▶ [DATA FOR THE TASK]

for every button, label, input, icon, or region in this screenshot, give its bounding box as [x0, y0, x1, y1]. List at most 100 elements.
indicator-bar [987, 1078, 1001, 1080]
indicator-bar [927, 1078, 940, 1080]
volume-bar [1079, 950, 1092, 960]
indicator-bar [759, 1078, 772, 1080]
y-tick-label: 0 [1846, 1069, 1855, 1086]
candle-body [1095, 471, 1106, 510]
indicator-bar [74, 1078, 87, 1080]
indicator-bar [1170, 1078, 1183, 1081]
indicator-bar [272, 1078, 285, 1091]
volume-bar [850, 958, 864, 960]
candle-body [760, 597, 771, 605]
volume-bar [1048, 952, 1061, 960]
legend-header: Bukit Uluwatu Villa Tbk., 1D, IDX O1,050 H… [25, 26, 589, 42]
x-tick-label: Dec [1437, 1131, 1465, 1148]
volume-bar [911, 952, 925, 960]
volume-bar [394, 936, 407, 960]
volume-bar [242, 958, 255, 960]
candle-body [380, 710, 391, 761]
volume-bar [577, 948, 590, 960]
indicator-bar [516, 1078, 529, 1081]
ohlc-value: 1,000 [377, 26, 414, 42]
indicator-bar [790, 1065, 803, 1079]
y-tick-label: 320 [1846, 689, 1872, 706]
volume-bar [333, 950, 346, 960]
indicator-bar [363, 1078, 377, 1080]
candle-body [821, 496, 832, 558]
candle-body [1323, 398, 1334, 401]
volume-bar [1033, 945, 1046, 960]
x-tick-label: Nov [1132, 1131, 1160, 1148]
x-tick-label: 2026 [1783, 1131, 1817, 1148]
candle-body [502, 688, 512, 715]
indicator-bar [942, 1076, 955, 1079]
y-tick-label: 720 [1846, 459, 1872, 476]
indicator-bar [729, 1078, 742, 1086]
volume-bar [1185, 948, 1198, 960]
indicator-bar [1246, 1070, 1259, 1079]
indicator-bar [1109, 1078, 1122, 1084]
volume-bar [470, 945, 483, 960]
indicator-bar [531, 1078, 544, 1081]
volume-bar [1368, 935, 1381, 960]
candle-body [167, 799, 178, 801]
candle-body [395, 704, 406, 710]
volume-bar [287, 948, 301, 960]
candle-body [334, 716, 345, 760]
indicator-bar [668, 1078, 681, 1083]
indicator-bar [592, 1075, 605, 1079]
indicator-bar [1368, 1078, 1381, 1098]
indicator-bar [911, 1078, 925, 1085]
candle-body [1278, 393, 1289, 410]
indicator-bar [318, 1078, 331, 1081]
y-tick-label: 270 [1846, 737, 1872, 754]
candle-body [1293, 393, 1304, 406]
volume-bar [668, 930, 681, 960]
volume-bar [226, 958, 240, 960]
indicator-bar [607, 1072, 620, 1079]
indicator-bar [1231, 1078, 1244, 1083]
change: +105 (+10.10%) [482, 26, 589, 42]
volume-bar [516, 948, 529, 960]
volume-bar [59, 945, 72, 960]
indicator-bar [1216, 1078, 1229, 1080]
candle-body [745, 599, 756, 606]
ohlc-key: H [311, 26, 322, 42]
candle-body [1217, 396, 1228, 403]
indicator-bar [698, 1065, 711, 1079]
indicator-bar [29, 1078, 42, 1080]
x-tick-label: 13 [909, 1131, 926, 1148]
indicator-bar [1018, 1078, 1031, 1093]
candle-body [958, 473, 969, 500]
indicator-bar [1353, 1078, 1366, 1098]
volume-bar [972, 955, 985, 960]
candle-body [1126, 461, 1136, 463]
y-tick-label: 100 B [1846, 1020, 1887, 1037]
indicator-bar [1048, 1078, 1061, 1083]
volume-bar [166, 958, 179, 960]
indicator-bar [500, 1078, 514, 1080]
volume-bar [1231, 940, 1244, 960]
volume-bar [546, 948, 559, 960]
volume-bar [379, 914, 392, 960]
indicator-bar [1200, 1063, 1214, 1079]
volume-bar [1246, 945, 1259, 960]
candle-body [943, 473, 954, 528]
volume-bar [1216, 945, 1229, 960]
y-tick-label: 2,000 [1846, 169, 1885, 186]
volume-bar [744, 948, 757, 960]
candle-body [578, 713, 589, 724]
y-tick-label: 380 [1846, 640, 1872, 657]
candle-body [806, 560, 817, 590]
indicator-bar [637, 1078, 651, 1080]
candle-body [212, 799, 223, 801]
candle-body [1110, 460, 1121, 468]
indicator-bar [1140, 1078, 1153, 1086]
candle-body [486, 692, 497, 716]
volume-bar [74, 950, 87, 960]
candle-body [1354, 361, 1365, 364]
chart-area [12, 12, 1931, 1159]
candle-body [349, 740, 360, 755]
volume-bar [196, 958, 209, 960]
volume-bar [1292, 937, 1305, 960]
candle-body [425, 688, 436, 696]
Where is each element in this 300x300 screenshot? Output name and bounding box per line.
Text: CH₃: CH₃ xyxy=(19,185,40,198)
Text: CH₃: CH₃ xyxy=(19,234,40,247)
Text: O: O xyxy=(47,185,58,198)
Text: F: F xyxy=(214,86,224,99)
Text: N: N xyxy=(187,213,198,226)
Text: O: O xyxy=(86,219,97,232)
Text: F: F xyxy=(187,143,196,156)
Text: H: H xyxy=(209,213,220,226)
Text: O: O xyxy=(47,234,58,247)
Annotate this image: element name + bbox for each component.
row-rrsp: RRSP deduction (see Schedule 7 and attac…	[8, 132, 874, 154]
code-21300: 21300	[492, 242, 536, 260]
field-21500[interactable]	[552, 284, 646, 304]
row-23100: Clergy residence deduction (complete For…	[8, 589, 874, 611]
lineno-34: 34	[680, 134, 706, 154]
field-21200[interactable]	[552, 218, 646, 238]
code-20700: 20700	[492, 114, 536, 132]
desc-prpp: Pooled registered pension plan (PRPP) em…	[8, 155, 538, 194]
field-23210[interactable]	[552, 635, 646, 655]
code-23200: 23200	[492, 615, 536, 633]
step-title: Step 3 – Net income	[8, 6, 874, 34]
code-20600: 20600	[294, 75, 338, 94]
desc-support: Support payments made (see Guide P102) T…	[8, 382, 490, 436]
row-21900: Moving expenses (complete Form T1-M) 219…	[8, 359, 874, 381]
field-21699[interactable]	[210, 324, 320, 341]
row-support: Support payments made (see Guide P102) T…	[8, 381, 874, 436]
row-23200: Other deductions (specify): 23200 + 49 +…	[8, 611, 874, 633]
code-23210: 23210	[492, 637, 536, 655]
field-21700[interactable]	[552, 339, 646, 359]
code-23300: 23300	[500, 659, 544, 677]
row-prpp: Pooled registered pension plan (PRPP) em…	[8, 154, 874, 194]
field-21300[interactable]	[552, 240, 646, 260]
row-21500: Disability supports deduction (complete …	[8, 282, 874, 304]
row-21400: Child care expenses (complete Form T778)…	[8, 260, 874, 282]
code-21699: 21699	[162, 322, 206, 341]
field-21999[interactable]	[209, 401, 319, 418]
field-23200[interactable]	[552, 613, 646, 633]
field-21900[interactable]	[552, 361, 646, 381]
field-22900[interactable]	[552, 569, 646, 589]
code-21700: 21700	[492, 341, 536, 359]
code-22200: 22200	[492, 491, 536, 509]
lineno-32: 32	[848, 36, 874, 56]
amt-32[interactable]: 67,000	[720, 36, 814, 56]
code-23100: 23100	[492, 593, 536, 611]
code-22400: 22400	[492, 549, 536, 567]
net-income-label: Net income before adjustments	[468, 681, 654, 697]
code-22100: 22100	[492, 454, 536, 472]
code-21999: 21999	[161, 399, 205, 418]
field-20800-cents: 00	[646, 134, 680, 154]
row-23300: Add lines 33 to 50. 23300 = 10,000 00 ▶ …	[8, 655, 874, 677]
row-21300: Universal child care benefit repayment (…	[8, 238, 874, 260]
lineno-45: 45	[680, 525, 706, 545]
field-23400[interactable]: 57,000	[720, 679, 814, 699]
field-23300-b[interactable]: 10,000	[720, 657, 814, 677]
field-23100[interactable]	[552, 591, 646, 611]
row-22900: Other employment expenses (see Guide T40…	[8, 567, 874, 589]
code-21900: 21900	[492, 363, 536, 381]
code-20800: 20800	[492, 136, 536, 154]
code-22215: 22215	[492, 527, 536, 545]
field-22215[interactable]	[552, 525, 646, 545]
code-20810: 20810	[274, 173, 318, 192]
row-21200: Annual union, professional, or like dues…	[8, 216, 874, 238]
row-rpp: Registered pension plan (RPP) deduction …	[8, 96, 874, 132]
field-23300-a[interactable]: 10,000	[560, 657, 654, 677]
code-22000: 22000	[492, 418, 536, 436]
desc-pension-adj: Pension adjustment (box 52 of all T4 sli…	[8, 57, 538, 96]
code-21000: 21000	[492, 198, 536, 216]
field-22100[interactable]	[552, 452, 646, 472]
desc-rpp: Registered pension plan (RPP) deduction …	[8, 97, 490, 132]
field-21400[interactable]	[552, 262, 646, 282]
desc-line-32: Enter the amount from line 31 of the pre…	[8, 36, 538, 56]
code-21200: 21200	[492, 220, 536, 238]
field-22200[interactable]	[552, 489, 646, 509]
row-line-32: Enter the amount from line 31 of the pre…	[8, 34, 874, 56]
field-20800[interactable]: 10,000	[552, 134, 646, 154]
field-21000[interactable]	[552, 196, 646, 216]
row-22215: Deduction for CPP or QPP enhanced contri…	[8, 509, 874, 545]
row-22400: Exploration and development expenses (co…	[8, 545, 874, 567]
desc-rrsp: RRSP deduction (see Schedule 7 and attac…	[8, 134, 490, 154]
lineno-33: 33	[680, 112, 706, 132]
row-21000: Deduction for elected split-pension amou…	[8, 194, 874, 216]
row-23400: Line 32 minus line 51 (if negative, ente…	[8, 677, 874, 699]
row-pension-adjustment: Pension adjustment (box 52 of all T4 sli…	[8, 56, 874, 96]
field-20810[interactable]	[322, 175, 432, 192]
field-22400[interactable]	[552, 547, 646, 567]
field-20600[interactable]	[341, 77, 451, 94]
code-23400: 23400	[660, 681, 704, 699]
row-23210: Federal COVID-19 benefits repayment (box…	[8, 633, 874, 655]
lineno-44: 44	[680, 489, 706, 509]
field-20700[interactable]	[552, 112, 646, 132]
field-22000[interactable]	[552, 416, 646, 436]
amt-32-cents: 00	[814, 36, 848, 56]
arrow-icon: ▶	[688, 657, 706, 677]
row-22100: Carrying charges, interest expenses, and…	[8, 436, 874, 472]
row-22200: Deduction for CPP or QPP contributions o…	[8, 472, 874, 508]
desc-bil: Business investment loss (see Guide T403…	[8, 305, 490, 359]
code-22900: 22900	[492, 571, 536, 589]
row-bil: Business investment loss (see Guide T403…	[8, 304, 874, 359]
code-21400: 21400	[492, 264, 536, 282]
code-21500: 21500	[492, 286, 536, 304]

▶ [YOUR INSTRUCTIONS] Render the material from its first line through the line containing "candle-body [1095, 471, 1106, 510]" as a JSON list of strings, one string per line and no blank lines.

▶ [COMPLETE ANSWER]
[
  "for every button, label, input, icon, or region in this screenshot, give its bounding box as [x0, y0, x1, y1]. List at most 100 elements.",
  "indicator-bar [987, 1078, 1001, 1080]",
  "indicator-bar [927, 1078, 940, 1080]",
  "volume-bar [1079, 950, 1092, 960]",
  "indicator-bar [759, 1078, 772, 1080]",
  "y-tick-label: 0 [1846, 1069, 1855, 1086]",
  "candle-body [1095, 471, 1106, 510]"
]